DIRECTIONS:
Copy out, from the entries below, each line holding the string "ύψος".

A block of data:

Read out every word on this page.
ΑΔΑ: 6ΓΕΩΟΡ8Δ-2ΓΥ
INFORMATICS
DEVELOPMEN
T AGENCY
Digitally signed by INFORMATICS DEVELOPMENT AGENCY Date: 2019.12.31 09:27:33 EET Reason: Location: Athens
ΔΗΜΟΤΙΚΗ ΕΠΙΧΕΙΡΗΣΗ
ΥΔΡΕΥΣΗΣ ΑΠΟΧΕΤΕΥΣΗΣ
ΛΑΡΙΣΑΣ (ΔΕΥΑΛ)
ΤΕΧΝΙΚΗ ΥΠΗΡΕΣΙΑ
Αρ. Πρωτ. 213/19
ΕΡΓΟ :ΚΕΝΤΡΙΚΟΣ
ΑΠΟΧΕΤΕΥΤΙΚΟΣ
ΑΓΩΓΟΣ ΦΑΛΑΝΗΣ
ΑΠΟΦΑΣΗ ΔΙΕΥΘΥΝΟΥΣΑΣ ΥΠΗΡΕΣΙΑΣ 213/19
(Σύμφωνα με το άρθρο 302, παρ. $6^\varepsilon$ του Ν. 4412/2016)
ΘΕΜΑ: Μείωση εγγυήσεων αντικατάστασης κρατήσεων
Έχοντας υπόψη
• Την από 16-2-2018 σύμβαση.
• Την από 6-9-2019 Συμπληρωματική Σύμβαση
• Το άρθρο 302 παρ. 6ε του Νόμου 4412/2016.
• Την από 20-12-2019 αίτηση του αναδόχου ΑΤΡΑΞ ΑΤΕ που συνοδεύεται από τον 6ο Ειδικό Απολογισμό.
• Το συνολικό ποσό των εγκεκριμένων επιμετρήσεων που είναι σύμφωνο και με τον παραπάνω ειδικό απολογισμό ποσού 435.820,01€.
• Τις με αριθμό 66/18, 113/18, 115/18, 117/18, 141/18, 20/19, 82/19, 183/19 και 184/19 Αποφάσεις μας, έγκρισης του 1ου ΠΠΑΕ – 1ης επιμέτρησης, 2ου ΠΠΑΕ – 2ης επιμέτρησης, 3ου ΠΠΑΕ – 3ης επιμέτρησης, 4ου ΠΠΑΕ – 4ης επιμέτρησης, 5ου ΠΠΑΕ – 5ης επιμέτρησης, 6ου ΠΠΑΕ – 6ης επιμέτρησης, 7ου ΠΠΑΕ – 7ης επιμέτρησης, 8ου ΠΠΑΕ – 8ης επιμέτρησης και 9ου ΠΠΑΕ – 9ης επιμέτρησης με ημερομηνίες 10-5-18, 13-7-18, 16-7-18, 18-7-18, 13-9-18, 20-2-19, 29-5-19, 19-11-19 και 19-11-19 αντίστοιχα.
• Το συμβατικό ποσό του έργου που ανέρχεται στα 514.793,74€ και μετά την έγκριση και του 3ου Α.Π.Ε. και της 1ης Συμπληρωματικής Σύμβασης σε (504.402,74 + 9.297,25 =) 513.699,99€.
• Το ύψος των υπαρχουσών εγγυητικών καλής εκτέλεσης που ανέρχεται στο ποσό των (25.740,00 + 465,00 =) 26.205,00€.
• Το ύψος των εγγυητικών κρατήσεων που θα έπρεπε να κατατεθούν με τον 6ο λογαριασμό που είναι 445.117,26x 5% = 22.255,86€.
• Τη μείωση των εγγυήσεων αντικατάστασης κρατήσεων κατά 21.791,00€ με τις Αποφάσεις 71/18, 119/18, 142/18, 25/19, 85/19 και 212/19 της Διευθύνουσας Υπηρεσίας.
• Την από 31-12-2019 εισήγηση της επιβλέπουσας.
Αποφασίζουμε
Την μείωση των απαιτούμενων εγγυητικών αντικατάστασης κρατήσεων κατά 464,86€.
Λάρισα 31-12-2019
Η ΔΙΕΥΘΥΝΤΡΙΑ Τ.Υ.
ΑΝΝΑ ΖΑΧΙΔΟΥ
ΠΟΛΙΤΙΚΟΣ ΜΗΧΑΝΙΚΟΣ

SOLUTION:
• Το ύψος των υπαρχουσών εγγυητικών καλής εκτέλεσης που ανέρχεται στο ποσό των (25.740,00 + 465,00 =) 26.205,00€.
• Το ύψος των εγγυητικών κρατήσεων που θα έπρεπε να κατατεθούν με τον 6ο λογαριασμό που είναι 445.117,26x 5% = 22.255,86€.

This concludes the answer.